◆ DIRECTIVE
Write out each line in which the string "promiscuous" is present.
────
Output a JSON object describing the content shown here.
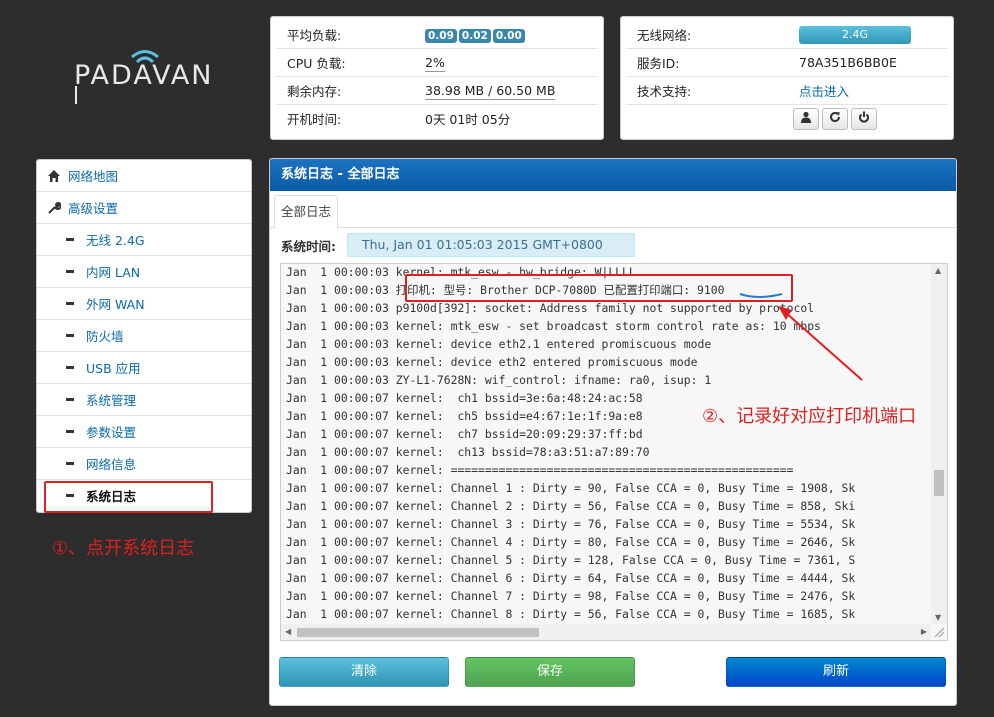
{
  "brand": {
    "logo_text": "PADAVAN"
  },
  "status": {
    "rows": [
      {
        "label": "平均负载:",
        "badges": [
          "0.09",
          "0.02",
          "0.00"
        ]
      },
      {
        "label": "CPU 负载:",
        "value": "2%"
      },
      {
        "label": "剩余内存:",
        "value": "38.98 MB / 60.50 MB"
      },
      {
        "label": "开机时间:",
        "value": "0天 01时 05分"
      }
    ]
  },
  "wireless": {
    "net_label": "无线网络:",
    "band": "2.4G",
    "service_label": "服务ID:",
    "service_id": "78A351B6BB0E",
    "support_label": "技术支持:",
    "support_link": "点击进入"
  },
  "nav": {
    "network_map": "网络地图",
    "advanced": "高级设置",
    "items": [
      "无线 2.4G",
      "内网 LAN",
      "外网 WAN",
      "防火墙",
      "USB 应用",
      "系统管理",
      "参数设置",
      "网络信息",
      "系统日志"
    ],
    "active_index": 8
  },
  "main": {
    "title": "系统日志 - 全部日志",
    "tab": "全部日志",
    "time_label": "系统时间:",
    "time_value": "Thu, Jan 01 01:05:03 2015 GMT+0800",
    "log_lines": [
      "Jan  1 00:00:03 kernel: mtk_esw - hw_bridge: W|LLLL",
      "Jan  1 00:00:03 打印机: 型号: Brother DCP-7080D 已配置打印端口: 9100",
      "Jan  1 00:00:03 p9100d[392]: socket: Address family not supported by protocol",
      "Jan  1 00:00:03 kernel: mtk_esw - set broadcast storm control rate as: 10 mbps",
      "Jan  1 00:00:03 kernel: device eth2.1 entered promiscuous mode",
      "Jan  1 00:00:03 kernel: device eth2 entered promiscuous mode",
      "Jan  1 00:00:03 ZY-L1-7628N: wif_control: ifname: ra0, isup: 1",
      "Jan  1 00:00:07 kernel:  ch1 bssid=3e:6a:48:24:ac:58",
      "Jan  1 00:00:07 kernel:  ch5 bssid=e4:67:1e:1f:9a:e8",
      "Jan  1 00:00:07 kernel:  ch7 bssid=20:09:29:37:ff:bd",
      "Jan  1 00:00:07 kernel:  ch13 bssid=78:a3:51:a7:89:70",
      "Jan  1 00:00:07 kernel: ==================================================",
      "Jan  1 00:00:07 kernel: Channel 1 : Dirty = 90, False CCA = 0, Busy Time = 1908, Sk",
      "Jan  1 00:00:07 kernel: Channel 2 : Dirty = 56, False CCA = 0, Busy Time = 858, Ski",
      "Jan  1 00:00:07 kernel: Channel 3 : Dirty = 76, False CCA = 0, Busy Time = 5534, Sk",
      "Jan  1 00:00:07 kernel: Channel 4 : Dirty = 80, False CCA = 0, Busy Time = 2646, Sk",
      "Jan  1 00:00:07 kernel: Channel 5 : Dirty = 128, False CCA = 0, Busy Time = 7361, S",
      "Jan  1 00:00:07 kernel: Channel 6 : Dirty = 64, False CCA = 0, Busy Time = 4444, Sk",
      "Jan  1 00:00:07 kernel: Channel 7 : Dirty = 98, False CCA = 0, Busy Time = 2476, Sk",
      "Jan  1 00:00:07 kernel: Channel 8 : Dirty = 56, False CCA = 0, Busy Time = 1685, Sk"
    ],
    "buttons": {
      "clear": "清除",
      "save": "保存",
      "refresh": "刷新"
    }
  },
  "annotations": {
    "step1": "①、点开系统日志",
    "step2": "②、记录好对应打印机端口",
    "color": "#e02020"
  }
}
────
◆ THE SOLUTION
      "Jan  1 00:00:03 kernel: device eth2.1 entered promiscuous mode",
      "Jan  1 00:00:03 kernel: device eth2 entered promiscuous mode",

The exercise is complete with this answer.